What is needed ▸
Every line below should be repeated exactly.
━━━━━ Extracted records
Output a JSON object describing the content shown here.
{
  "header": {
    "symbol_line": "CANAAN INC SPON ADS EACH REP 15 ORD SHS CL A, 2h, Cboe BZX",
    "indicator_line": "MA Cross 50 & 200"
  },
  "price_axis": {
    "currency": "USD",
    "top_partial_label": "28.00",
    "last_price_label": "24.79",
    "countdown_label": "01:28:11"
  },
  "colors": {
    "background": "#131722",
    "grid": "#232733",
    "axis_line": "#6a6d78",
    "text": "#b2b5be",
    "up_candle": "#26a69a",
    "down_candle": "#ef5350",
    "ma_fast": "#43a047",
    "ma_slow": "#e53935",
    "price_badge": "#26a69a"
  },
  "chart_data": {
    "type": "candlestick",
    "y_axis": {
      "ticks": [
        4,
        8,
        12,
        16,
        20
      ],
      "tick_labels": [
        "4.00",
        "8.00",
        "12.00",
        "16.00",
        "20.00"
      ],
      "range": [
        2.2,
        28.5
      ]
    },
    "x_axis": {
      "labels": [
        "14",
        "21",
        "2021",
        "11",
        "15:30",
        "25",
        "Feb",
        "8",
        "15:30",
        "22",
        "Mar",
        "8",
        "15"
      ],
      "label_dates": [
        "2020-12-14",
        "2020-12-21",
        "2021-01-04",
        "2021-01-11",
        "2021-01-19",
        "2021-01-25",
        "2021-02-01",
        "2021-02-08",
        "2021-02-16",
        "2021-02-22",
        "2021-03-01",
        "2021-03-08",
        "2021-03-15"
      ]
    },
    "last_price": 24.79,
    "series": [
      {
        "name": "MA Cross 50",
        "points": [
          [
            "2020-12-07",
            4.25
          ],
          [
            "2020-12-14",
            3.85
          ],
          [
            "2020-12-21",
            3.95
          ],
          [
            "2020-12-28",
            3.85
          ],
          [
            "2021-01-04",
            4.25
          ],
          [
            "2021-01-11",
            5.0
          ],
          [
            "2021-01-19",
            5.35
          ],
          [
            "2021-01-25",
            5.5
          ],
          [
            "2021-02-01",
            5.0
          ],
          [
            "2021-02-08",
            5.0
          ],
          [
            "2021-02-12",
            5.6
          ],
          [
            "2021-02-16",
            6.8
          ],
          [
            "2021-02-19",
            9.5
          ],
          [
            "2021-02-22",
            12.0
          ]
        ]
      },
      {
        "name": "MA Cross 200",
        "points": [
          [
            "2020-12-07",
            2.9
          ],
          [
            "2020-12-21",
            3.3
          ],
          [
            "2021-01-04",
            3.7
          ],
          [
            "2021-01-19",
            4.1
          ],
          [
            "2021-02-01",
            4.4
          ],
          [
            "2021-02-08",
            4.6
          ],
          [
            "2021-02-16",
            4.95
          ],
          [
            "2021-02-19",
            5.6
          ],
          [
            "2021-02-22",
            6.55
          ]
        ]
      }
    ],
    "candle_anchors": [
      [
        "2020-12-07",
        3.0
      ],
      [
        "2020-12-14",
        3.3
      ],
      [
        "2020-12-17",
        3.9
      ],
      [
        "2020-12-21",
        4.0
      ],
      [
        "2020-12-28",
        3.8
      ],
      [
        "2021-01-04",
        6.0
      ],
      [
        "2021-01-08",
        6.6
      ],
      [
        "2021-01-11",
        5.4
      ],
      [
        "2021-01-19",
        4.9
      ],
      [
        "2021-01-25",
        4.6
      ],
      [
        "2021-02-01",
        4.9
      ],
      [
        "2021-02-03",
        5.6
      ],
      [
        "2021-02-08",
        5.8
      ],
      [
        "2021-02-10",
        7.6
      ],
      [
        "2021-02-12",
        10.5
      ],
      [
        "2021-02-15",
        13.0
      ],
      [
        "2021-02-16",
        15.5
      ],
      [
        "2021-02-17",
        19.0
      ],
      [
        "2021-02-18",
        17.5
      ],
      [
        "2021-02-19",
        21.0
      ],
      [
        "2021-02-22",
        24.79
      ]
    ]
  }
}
━━━━━━━━━━
Problem solution ▸
Output a JSON object describing the content shown here.
{
  "header": {
    "symbol_line": "CANAAN INC SPON ADS EACH REP 15 ORD SHS CL A, 2h, Cboe BZX",
    "indicator_line": "MA Cross 50 & 200"
  },
  "price_axis": {
    "currency": "USD",
    "top_partial_label": "28.00",
    "last_price_label": "24.79",
    "countdown_label": "01:28:11"
  },
  "colors": {
    "background": "#131722",
    "grid": "#232733",
    "axis_line": "#6a6d78",
    "text": "#b2b5be",
    "up_candle": "#26a69a",
    "down_candle": "#ef5350",
    "ma_fast": "#43a047",
    "ma_slow": "#e53935",
    "price_badge": "#26a69a"
  },
  "chart_data": {
    "type": "candlestick",
    "y_axis": {
      "ticks": [
        4,
        8,
        12,
        16,
        20
      ],
      "tick_labels": [
        "4.00",
        "8.00",
        "12.00",
        "16.00",
        "20.00"
      ],
      "range": [
        2.2,
        28.5
      ]
    },
    "x_axis": {
      "labels": [
        "14",
        "21",
        "2021",
        "11",
        "15:30",
        "25",
        "Feb",
        "8",
        "15:30",
        "22",
        "Mar",
        "8",
        "15"
      ],
      "label_dates": [
        "2020-12-14",
        "2020-12-21",
        "2021-01-04",
        "2021-01-11",
        "2021-01-19",
        "2021-01-25",
        "2021-02-01",
        "2021-02-08",
        "2021-02-16",
        "2021-02-22",
        "2021-03-01",
        "2021-03-08",
        "2021-03-15"
      ]
    },
    "last_price": 24.79,
    "series": [
      {
        "name": "MA Cross 50",
        "points": [
          [
            "2020-12-07",
            4.25
          ],
          [
            "2020-12-14",
            3.85
          ],
          [
            "2020-12-21",
            3.95
          ],
          [
            "2020-12-28",
            3.85
          ],
          [
            "2021-01-04",
            4.25
          ],
          [
            "2021-01-11",
            5.0
          ],
          [
            "2021-01-19",
            5.35
          ],
          [
            "2021-01-25",
            5.5
          ],
          [
            "2021-02-01",
            5.0
          ],
          [
            "2021-02-08",
            5.0
          ],
          [
            "2021-02-12",
            5.6
          ],
          [
            "2021-02-16",
            6.8
          ],
          [
            "2021-02-19",
            9.5
          ],
          [
            "2021-02-22",
            12.0
          ]
        ]
      },
      {
        "name": "MA Cross 200",
        "points": [
          [
            "2020-12-07",
            2.9
          ],
          [
            "2020-12-21",
            3.3
          ],
          [
            "2021-01-04",
            3.7
          ],
          [
            "2021-01-19",
            4.1
          ],
          [
            "2021-02-01",
            4.4
          ],
          [
            "2021-02-08",
            4.6
          ],
          [
            "2021-02-16",
            4.95
          ],
          [
            "2021-02-19",
            5.6
          ],
          [
            "2021-02-22",
            6.55
          ]
        ]
      }
    ],
    "candle_anchors": [
      [
        "2020-12-07",
        3.0
      ],
      [
        "2020-12-14",
        3.3
      ],
      [
        "2020-12-17",
        3.9
      ],
      [
        "2020-12-21",
        4.0
      ],
      [
        "2020-12-28",
        3.8
      ],
      [
        "2021-01-04",
        6.0
      ],
      [
        "2021-01-08",
        6.6
      ],
      [
        "2021-01-11",
        5.4
      ],
      [
        "2021-01-19",
        4.9
      ],
      [
        "2021-01-25",
        4.6
      ],
      [
        "2021-02-01",
        4.9
      ],
      [
        "2021-02-03",
        5.6
      ],
      [
        "2021-02-08",
        5.8
      ],
      [
        "2021-02-10",
        7.6
      ],
      [
        "2021-02-12",
        10.5
      ],
      [
        "2021-02-15",
        13.0
      ],
      [
        "2021-02-16",
        15.5
      ],
      [
        "2021-02-17",
        19.0
      ],
      [
        "2021-02-18",
        17.5
      ],
      [
        "2021-02-19",
        21.0
      ],
      [
        "2021-02-22",
        24.79
      ]
    ]
  }
}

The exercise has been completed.